Locate every line below that contains the word "forwarding" and copy it.
:: PROVIDED DATA ::
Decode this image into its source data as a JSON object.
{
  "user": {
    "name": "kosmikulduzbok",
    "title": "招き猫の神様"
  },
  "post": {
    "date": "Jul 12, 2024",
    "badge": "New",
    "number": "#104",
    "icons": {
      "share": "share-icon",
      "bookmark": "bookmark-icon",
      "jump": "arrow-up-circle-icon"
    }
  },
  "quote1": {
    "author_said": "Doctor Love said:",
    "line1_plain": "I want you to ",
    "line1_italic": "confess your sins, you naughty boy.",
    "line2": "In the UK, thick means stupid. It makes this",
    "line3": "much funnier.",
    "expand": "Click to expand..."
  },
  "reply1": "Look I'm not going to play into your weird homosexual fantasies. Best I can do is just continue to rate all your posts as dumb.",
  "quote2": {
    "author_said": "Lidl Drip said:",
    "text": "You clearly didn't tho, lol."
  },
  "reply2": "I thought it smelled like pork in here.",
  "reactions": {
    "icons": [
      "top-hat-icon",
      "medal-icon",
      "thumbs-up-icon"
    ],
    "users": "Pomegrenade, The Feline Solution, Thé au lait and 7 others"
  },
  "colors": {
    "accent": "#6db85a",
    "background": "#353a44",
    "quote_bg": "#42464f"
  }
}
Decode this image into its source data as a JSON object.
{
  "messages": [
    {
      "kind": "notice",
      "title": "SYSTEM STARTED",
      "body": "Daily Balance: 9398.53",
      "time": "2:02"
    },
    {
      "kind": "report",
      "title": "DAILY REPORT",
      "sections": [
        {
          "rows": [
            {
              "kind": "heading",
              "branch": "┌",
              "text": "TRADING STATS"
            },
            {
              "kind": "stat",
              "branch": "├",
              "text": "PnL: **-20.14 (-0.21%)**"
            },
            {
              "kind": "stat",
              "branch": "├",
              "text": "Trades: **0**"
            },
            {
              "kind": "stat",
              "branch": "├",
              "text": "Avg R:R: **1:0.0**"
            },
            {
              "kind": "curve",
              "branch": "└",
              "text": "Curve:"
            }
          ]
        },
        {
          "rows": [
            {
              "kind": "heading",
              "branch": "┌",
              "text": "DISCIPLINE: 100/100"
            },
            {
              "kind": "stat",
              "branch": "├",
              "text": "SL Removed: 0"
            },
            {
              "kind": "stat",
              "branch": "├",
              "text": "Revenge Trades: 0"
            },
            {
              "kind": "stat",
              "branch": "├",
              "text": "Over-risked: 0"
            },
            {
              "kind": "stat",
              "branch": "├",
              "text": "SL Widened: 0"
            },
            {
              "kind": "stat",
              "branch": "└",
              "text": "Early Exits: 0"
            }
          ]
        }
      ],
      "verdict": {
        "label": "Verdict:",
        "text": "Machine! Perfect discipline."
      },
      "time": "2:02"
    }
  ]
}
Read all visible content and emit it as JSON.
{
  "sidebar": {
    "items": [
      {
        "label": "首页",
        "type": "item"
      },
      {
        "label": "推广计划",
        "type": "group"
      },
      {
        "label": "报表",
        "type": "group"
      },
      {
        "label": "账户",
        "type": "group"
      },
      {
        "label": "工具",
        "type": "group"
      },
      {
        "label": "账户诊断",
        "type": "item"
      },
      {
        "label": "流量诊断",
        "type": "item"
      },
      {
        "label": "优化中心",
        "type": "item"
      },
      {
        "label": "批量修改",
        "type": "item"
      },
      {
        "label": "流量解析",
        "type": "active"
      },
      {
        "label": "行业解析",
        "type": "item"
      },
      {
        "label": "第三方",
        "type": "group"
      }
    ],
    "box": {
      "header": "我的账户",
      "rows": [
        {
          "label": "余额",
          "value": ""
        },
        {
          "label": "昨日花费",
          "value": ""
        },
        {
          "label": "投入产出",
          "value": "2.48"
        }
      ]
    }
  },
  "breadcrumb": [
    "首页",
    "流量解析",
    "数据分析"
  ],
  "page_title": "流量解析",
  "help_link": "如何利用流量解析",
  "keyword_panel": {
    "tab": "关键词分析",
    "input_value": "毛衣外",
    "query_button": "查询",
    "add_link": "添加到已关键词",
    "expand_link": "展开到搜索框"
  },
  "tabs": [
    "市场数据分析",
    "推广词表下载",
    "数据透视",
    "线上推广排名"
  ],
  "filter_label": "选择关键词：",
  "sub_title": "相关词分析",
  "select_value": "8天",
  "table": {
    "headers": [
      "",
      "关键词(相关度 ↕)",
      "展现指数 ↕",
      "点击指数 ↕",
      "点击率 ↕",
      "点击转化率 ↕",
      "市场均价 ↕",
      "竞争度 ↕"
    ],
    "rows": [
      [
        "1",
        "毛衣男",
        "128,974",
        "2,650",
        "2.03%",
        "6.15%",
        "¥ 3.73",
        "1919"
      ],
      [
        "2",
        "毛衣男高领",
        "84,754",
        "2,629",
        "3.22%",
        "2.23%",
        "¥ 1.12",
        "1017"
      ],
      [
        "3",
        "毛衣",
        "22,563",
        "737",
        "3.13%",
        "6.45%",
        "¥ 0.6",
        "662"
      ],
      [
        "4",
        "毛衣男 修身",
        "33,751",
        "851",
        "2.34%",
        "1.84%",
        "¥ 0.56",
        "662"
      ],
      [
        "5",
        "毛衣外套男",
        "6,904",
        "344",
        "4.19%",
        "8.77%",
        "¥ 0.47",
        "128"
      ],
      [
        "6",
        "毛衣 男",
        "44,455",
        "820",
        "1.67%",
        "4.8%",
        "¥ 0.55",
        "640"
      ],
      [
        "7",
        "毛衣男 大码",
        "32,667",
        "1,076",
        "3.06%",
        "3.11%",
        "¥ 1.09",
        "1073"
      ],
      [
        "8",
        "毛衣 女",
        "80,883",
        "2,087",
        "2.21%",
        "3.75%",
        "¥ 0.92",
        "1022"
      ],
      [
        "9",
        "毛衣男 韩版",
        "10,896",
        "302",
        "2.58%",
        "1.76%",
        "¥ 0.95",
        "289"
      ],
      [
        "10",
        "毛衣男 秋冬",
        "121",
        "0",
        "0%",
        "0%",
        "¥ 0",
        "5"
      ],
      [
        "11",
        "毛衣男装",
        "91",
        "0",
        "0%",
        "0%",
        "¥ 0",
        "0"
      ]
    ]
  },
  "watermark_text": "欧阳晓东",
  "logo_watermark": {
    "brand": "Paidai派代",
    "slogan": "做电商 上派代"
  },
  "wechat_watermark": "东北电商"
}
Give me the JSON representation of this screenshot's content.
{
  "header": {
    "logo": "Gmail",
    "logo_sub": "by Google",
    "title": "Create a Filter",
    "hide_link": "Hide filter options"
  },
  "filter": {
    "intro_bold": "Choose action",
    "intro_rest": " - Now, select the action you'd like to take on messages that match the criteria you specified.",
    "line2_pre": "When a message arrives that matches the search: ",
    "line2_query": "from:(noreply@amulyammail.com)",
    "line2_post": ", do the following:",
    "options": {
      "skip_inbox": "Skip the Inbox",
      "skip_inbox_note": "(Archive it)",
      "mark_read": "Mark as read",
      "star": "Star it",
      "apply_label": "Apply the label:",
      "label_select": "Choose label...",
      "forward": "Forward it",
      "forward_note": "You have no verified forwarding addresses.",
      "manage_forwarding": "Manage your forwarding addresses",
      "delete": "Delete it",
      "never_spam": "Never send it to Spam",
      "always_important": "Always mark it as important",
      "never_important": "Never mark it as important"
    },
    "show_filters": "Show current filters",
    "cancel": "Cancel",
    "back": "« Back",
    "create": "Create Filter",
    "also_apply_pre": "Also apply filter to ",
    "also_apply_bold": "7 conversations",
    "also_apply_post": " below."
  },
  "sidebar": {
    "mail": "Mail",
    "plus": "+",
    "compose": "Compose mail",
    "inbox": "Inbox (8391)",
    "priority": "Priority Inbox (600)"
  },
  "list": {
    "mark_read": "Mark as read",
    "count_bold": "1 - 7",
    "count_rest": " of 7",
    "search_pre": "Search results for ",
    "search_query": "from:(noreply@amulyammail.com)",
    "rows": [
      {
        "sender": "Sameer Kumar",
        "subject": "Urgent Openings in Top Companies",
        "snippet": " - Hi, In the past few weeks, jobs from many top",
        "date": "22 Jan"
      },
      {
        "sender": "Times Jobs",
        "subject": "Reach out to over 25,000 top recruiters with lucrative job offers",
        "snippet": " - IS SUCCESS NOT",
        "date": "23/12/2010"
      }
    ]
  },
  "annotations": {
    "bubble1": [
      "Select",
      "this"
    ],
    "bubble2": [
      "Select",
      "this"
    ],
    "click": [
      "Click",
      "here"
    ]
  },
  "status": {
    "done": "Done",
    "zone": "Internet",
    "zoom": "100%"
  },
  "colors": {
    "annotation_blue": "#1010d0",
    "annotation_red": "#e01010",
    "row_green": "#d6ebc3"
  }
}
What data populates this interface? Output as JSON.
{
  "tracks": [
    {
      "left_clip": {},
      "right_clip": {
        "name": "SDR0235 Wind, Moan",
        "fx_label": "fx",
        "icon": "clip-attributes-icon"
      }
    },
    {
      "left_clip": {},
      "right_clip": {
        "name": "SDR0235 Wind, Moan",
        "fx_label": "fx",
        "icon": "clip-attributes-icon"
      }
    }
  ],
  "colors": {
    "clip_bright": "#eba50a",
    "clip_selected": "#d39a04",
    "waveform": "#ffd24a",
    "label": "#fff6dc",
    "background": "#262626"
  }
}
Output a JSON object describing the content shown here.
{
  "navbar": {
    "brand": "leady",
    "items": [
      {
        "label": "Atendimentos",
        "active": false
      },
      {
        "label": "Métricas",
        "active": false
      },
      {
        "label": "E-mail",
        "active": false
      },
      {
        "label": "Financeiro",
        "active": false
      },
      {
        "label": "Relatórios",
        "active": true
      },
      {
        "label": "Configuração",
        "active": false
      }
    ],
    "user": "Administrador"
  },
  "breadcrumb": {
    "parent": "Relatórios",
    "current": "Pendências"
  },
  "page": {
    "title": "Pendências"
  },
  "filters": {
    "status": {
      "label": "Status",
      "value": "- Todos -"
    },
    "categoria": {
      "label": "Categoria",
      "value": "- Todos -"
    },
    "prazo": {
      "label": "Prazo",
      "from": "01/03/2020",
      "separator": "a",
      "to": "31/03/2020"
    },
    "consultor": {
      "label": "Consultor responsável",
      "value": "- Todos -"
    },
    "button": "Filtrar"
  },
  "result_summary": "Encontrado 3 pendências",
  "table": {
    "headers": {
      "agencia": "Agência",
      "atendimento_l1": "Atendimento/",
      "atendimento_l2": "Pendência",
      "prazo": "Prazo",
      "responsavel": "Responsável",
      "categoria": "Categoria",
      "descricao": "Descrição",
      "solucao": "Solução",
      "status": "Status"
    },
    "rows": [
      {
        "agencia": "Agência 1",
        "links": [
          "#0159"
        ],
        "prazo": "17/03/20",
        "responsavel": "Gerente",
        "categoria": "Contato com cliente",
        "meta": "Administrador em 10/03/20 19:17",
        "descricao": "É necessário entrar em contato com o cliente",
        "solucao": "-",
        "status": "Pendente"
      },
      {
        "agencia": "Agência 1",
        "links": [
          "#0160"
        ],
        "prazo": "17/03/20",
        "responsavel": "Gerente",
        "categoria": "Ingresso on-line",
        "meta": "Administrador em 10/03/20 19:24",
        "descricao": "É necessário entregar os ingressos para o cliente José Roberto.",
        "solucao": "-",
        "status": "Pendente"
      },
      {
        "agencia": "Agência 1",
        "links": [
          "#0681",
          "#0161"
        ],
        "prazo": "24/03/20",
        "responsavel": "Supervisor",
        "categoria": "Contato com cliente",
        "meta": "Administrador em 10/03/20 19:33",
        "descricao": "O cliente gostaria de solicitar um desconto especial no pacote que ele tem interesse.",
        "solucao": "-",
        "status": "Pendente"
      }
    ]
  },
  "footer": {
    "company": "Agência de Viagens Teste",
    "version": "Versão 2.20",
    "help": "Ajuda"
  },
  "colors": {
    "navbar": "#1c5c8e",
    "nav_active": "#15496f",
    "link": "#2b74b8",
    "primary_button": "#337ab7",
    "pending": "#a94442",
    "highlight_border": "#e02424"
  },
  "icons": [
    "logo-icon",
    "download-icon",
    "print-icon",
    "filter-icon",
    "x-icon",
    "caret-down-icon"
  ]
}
:::
* EXERCISE ANSWER:
      "forward_note": "You have no verified forwarding addresses.",
      "manage_forwarding": "Manage your forwarding addresses",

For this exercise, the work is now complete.